▸ **Record extracts**
──────

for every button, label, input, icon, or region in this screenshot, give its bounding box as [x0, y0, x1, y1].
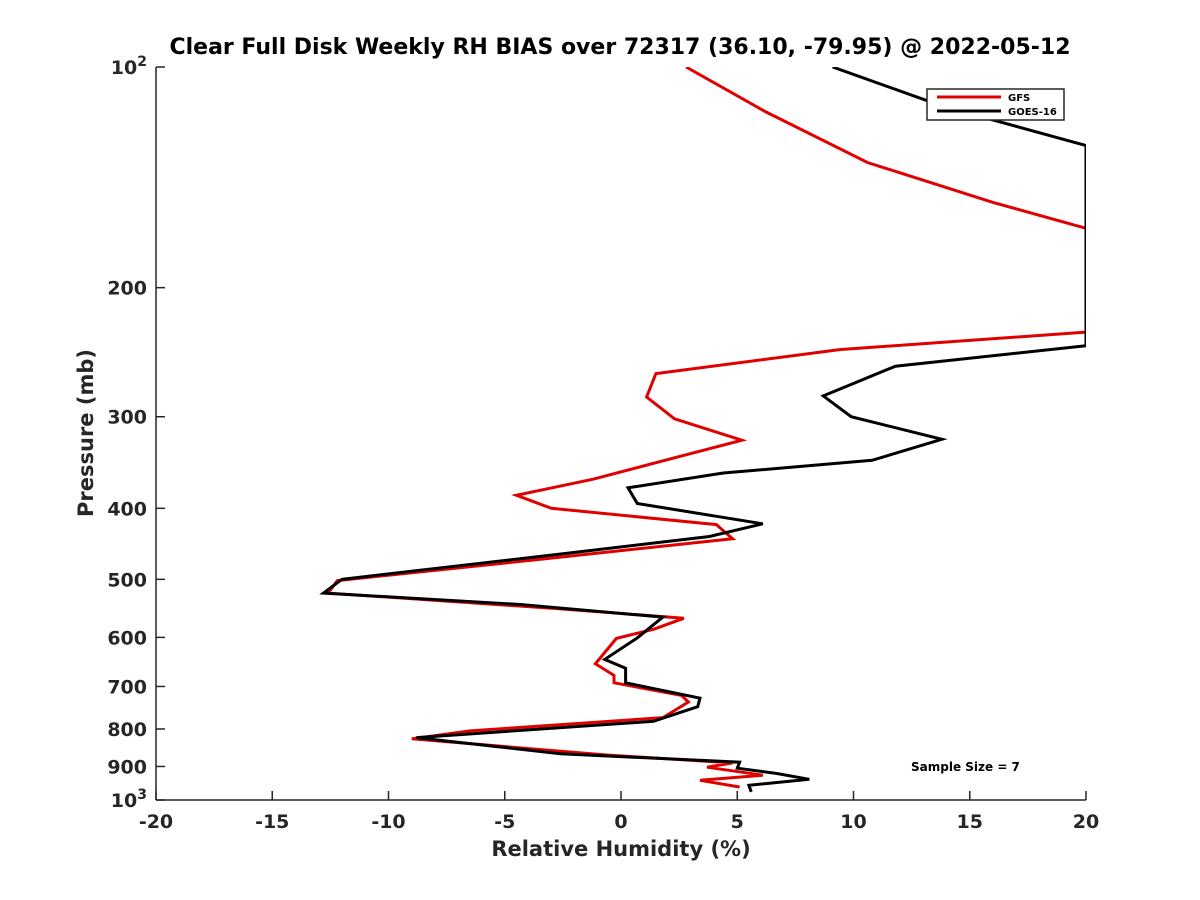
series-line-goes16: [319, 67, 1086, 793]
x-tick-label: 10: [840, 811, 866, 833]
series-layer: [319, 67, 1086, 793]
sample-size-annotation: Sample Size = 7: [911, 760, 1020, 774]
x-tick-label: -15: [255, 811, 289, 833]
x-tick-label: -10: [371, 811, 405, 833]
series-line-gfs: [325, 67, 1086, 789]
chart-title: Clear Full Disk Weekly RH BIAS over 7231…: [169, 35, 1070, 60]
y-tick-label: 800: [107, 719, 147, 741]
x-ticks: -20 -15 -10 -5 0 5 10 15 20: [139, 791, 1099, 833]
x-tick-label: 20: [1073, 811, 1099, 833]
legend-box: [926, 88, 1065, 121]
y-tick-label: 300: [107, 407, 147, 429]
y-tick-label: 102: [111, 54, 147, 79]
x-tick-label: 15: [957, 811, 983, 833]
legend-label-goes16: GOES-16: [1008, 107, 1057, 118]
x-tick-label: 0: [614, 811, 627, 833]
y-tick-label: 500: [107, 569, 147, 591]
y-tick-label: 700: [107, 676, 147, 698]
y-tick-label: 900: [107, 756, 147, 778]
x-tick-label: -5: [494, 811, 515, 833]
legend-label-gfs: GFS: [1008, 93, 1030, 104]
y-tick-label: 103: [111, 787, 147, 812]
x-tick-label: 5: [731, 811, 744, 833]
y-tick-label: 400: [107, 498, 147, 520]
x-tick-label: -20: [139, 811, 173, 833]
y-tick-label: 600: [107, 627, 147, 649]
y-tick-label: 200: [107, 278, 147, 300]
legend: GFS GOES-16: [926, 88, 1065, 121]
x-axis-label: Relative Humidity (%): [491, 837, 750, 861]
y-ticks: 102 200 300 400 500 600 700 800 900 103: [107, 54, 165, 812]
y-axis-label: Pressure (mb): [74, 349, 98, 517]
axis-layer: [155, 67, 1086, 801]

──────

▸ **Your goal**
Copy all the rows above with every "y-tick-label" changed to "y-axis-tick-label" and nothing else altered. Omit the pictures.

▸ **Result**
for every button, label, input, icon, or region in this screenshot, give its bounding box as [x0, y0, x1, y1].
series-line-goes16: [319, 67, 1086, 793]
x-tick-label: 10: [840, 811, 866, 833]
series-layer: [319, 67, 1086, 793]
sample-size-annotation: Sample Size = 7: [911, 760, 1020, 774]
x-tick-label: -15: [255, 811, 289, 833]
x-tick-label: -10: [371, 811, 405, 833]
series-line-gfs: [325, 67, 1086, 789]
chart-title: Clear Full Disk Weekly RH BIAS over 7231…: [169, 35, 1070, 60]
y-axis-tick-label: 800: [107, 719, 147, 741]
x-ticks: -20 -15 -10 -5 0 5 10 15 20: [139, 791, 1099, 833]
x-tick-label: 20: [1073, 811, 1099, 833]
legend-box: [926, 88, 1065, 121]
y-axis-tick-label: 300: [107, 407, 147, 429]
y-axis-tick-label: 102: [111, 54, 147, 79]
x-tick-label: 15: [957, 811, 983, 833]
legend-label-goes16: GOES-16: [1008, 107, 1057, 118]
x-tick-label: 0: [614, 811, 627, 833]
y-axis-tick-label: 500: [107, 569, 147, 591]
y-axis-tick-label: 700: [107, 676, 147, 698]
y-axis-tick-label: 900: [107, 756, 147, 778]
x-tick-label: -5: [494, 811, 515, 833]
legend-label-gfs: GFS: [1008, 93, 1030, 104]
y-axis-tick-label: 103: [111, 787, 147, 812]
x-tick-label: 5: [731, 811, 744, 833]
y-axis-tick-label: 400: [107, 498, 147, 520]
x-tick-label: -20: [139, 811, 173, 833]
y-axis-tick-label: 600: [107, 627, 147, 649]
y-axis-tick-label: 200: [107, 278, 147, 300]
legend: GFS GOES-16: [926, 88, 1065, 121]
x-axis-label: Relative Humidity (%): [491, 837, 750, 861]
y-ticks: 102 200 300 400 500 600 700 800 900 103: [107, 54, 165, 812]
y-axis-label: Pressure (mb): [74, 349, 98, 517]
axis-layer: [155, 67, 1086, 801]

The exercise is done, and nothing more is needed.